Start of Extracted records

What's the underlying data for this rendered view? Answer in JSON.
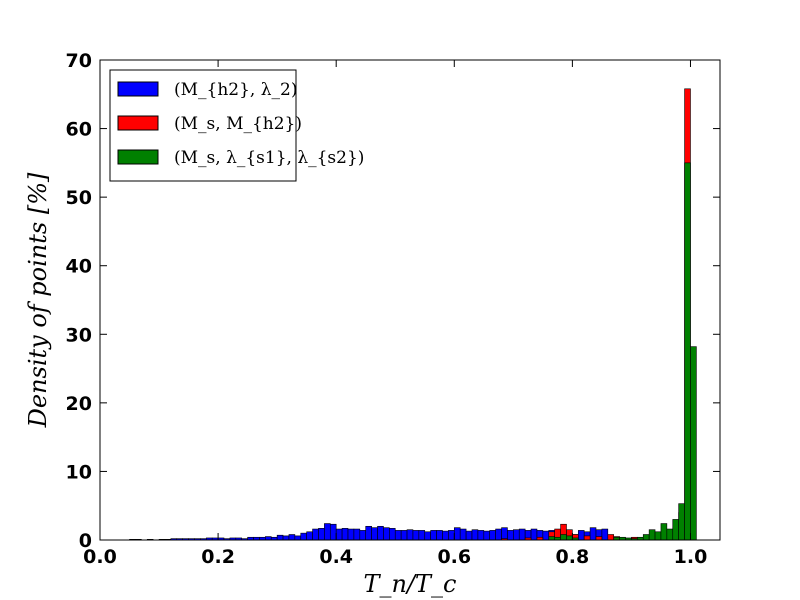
{
  "chart_data": {
    "type": "bar",
    "title": "",
    "xlabel": "T_n/T_c",
    "ylabel": "Density of points [%]",
    "xlim": [
      0.0,
      1.05
    ],
    "ylim": [
      0,
      70
    ],
    "xticks": [
      "0.0",
      "0.2",
      "0.4",
      "0.6",
      "0.8",
      "1.0"
    ],
    "yticks": [
      "0",
      "10",
      "20",
      "30",
      "40",
      "50",
      "60",
      "70"
    ],
    "legend_position": "top-left",
    "grid": false,
    "bin_width": 0.01,
    "series": [
      {
        "name": "(M_{h2}, λ_2)",
        "color": "#0000ff",
        "bins": [
          [
            0.05,
            0.1
          ],
          [
            0.06,
            0.1
          ],
          [
            0.08,
            0.1
          ],
          [
            0.1,
            0.1
          ],
          [
            0.11,
            0.1
          ],
          [
            0.12,
            0.2
          ],
          [
            0.13,
            0.2
          ],
          [
            0.14,
            0.2
          ],
          [
            0.15,
            0.2
          ],
          [
            0.16,
            0.2
          ],
          [
            0.17,
            0.2
          ],
          [
            0.18,
            0.3
          ],
          [
            0.19,
            0.3
          ],
          [
            0.2,
            0.3
          ],
          [
            0.21,
            0.2
          ],
          [
            0.22,
            0.3
          ],
          [
            0.23,
            0.3
          ],
          [
            0.24,
            0.2
          ],
          [
            0.25,
            0.4
          ],
          [
            0.26,
            0.4
          ],
          [
            0.27,
            0.4
          ],
          [
            0.28,
            0.5
          ],
          [
            0.29,
            0.4
          ],
          [
            0.3,
            0.7
          ],
          [
            0.31,
            0.6
          ],
          [
            0.32,
            0.8
          ],
          [
            0.33,
            0.6
          ],
          [
            0.34,
            1.0
          ],
          [
            0.35,
            1.2
          ],
          [
            0.36,
            1.6
          ],
          [
            0.37,
            1.7
          ],
          [
            0.38,
            2.4
          ],
          [
            0.39,
            2.3
          ],
          [
            0.4,
            1.6
          ],
          [
            0.41,
            1.7
          ],
          [
            0.42,
            1.6
          ],
          [
            0.43,
            1.6
          ],
          [
            0.44,
            1.4
          ],
          [
            0.45,
            2.0
          ],
          [
            0.46,
            1.8
          ],
          [
            0.47,
            2.0
          ],
          [
            0.48,
            1.8
          ],
          [
            0.49,
            1.7
          ],
          [
            0.5,
            1.4
          ],
          [
            0.51,
            1.4
          ],
          [
            0.52,
            1.5
          ],
          [
            0.53,
            1.4
          ],
          [
            0.54,
            1.4
          ],
          [
            0.55,
            1.2
          ],
          [
            0.56,
            1.4
          ],
          [
            0.57,
            1.4
          ],
          [
            0.58,
            1.3
          ],
          [
            0.59,
            1.4
          ],
          [
            0.6,
            1.8
          ],
          [
            0.61,
            1.6
          ],
          [
            0.62,
            1.3
          ],
          [
            0.63,
            1.5
          ],
          [
            0.64,
            1.4
          ],
          [
            0.65,
            1.3
          ],
          [
            0.66,
            1.4
          ],
          [
            0.67,
            1.6
          ],
          [
            0.68,
            1.8
          ],
          [
            0.69,
            1.4
          ],
          [
            0.7,
            1.5
          ],
          [
            0.71,
            1.6
          ],
          [
            0.72,
            1.4
          ],
          [
            0.73,
            1.6
          ],
          [
            0.74,
            1.4
          ],
          [
            0.75,
            1.3
          ],
          [
            0.76,
            1.4
          ],
          [
            0.77,
            1.3
          ],
          [
            0.78,
            1.2
          ],
          [
            0.79,
            1.0
          ],
          [
            0.8,
            0.8
          ],
          [
            0.81,
            1.4
          ],
          [
            0.82,
            1.2
          ],
          [
            0.83,
            1.8
          ],
          [
            0.84,
            1.5
          ],
          [
            0.85,
            1.6
          ],
          [
            0.86,
            0.6
          ],
          [
            0.87,
            0.3
          ],
          [
            0.88,
            0.2
          ],
          [
            0.89,
            0.2
          ]
        ]
      },
      {
        "name": "(M_s, M_{h2})",
        "color": "#ff0000",
        "bins": [
          [
            0.68,
            0.2
          ],
          [
            0.72,
            0.3
          ],
          [
            0.74,
            0.4
          ],
          [
            0.76,
            1.2
          ],
          [
            0.77,
            1.6
          ],
          [
            0.78,
            2.3
          ],
          [
            0.79,
            1.5
          ],
          [
            0.8,
            0.8
          ],
          [
            0.82,
            0.6
          ],
          [
            0.84,
            0.5
          ],
          [
            0.86,
            0.8
          ],
          [
            0.87,
            0.5
          ],
          [
            0.9,
            0.4
          ],
          [
            0.96,
            0.8
          ],
          [
            0.97,
            1.8
          ],
          [
            0.98,
            4.0
          ],
          [
            0.99,
            65.8
          ]
        ]
      },
      {
        "name": "(M_s, λ_{s1}, λ_{s2})",
        "color": "#008000",
        "bins": [
          [
            0.76,
            0.5
          ],
          [
            0.77,
            0.4
          ],
          [
            0.78,
            0.8
          ],
          [
            0.79,
            0.6
          ],
          [
            0.8,
            0.3
          ],
          [
            0.87,
            0.4
          ],
          [
            0.88,
            0.4
          ],
          [
            0.89,
            0.3
          ],
          [
            0.9,
            0.2
          ],
          [
            0.91,
            0.4
          ],
          [
            0.92,
            0.8
          ],
          [
            0.93,
            1.5
          ],
          [
            0.94,
            1.2
          ],
          [
            0.95,
            2.4
          ],
          [
            0.96,
            1.6
          ],
          [
            0.97,
            3.0
          ],
          [
            0.98,
            5.3
          ],
          [
            0.99,
            55.0
          ],
          [
            1.0,
            28.2
          ]
        ]
      }
    ]
  }
}
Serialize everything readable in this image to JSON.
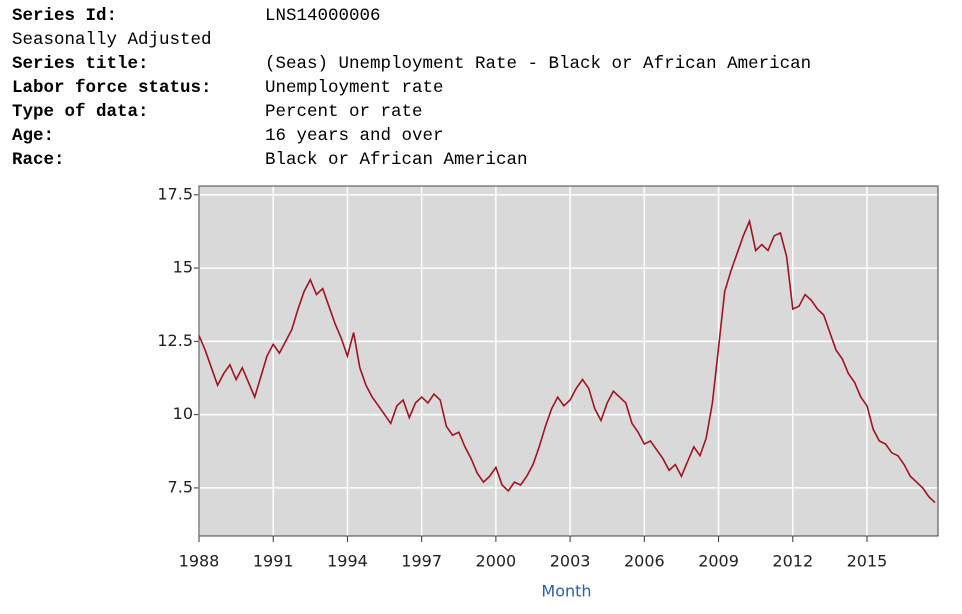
{
  "header": {
    "info": [
      {
        "label": "Series Id:",
        "value": "LNS14000006"
      },
      {
        "note": "Seasonally Adjusted"
      },
      {
        "label": "Series title:",
        "value": "(Seas) Unemployment Rate - Black or African American"
      },
      {
        "label": "Labor force status:",
        "value": "Unemployment rate"
      },
      {
        "label": "Type of data:",
        "value": "Percent or rate"
      },
      {
        "label": "Age:",
        "value": "16 years and over"
      },
      {
        "label": "Race:",
        "value": "Black or African American"
      }
    ]
  },
  "chart_data": {
    "type": "line",
    "x_label": "Month",
    "grid": true,
    "color": "#a0141e",
    "background": "#d9d9d9",
    "xlim": [
      1988,
      2017.87
    ],
    "xticks": [
      1988,
      1991,
      1994,
      1997,
      2000,
      2003,
      2006,
      2009,
      2012,
      2015
    ],
    "ylim": [
      5.86,
      17.8
    ],
    "yticks": [
      7.5,
      10,
      12.5,
      15,
      17.5
    ],
    "x": [
      1988,
      1988.25,
      1988.5,
      1988.75,
      1989,
      1989.25,
      1989.5,
      1989.75,
      1990,
      1990.25,
      1990.5,
      1990.75,
      1991,
      1991.25,
      1991.5,
      1991.75,
      1992,
      1992.25,
      1992.5,
      1992.75,
      1993,
      1993.25,
      1993.5,
      1993.75,
      1994,
      1994.25,
      1994.5,
      1994.75,
      1995,
      1995.25,
      1995.5,
      1995.75,
      1996,
      1996.25,
      1996.5,
      1996.75,
      1997,
      1997.25,
      1997.5,
      1997.75,
      1998,
      1998.25,
      1998.5,
      1998.75,
      1999,
      1999.25,
      1999.5,
      1999.75,
      2000,
      2000.25,
      2000.5,
      2000.75,
      2001,
      2001.25,
      2001.5,
      2001.75,
      2002,
      2002.25,
      2002.5,
      2002.75,
      2003,
      2003.25,
      2003.5,
      2003.75,
      2004,
      2004.25,
      2004.5,
      2004.75,
      2005,
      2005.25,
      2005.5,
      2005.75,
      2006,
      2006.25,
      2006.5,
      2006.75,
      2007,
      2007.25,
      2007.5,
      2007.75,
      2008,
      2008.25,
      2008.5,
      2008.75,
      2009,
      2009.25,
      2009.5,
      2009.75,
      2010,
      2010.25,
      2010.5,
      2010.75,
      2011,
      2011.25,
      2011.5,
      2011.75,
      2012,
      2012.25,
      2012.5,
      2012.75,
      2013,
      2013.25,
      2013.5,
      2013.75,
      2014,
      2014.25,
      2014.5,
      2014.75,
      2015,
      2015.25,
      2015.5,
      2015.75,
      2016,
      2016.25,
      2016.5,
      2016.75,
      2017,
      2017.25,
      2017.5,
      2017.75
    ],
    "values": [
      12.7,
      12.2,
      11.6,
      11.0,
      11.4,
      11.7,
      11.2,
      11.6,
      11.1,
      10.6,
      11.3,
      12.0,
      12.4,
      12.1,
      12.5,
      12.9,
      13.6,
      14.2,
      14.6,
      14.1,
      14.3,
      13.7,
      13.1,
      12.6,
      12.0,
      12.8,
      11.6,
      11.0,
      10.6,
      10.3,
      10.0,
      9.7,
      10.3,
      10.5,
      9.9,
      10.4,
      10.6,
      10.4,
      10.7,
      10.5,
      9.6,
      9.3,
      9.4,
      8.9,
      8.5,
      8.0,
      7.7,
      7.9,
      8.2,
      7.6,
      7.4,
      7.7,
      7.6,
      7.9,
      8.3,
      8.9,
      9.6,
      10.2,
      10.6,
      10.3,
      10.5,
      10.9,
      11.2,
      10.9,
      10.2,
      9.8,
      10.4,
      10.8,
      10.6,
      10.4,
      9.7,
      9.4,
      9.0,
      9.1,
      8.8,
      8.5,
      8.1,
      8.3,
      7.9,
      8.4,
      8.9,
      8.6,
      9.2,
      10.4,
      12.3,
      14.2,
      14.9,
      15.5,
      16.1,
      16.6,
      15.6,
      15.8,
      15.6,
      16.1,
      16.2,
      15.4,
      13.6,
      13.7,
      14.1,
      13.9,
      13.6,
      13.4,
      12.8,
      12.2,
      11.9,
      11.4,
      11.1,
      10.6,
      10.3,
      9.5,
      9.1,
      9.0,
      8.7,
      8.6,
      8.3,
      7.9,
      7.7,
      7.5,
      7.2,
      7.0
    ]
  }
}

End of Extracted records

Working from the listing above, pick out every line that has "JSON" and copy it.

> _Answer to the problem_
What's the underlying data for this rendered view? Answer in JSON.
Serialize everything readable in this image to JSON.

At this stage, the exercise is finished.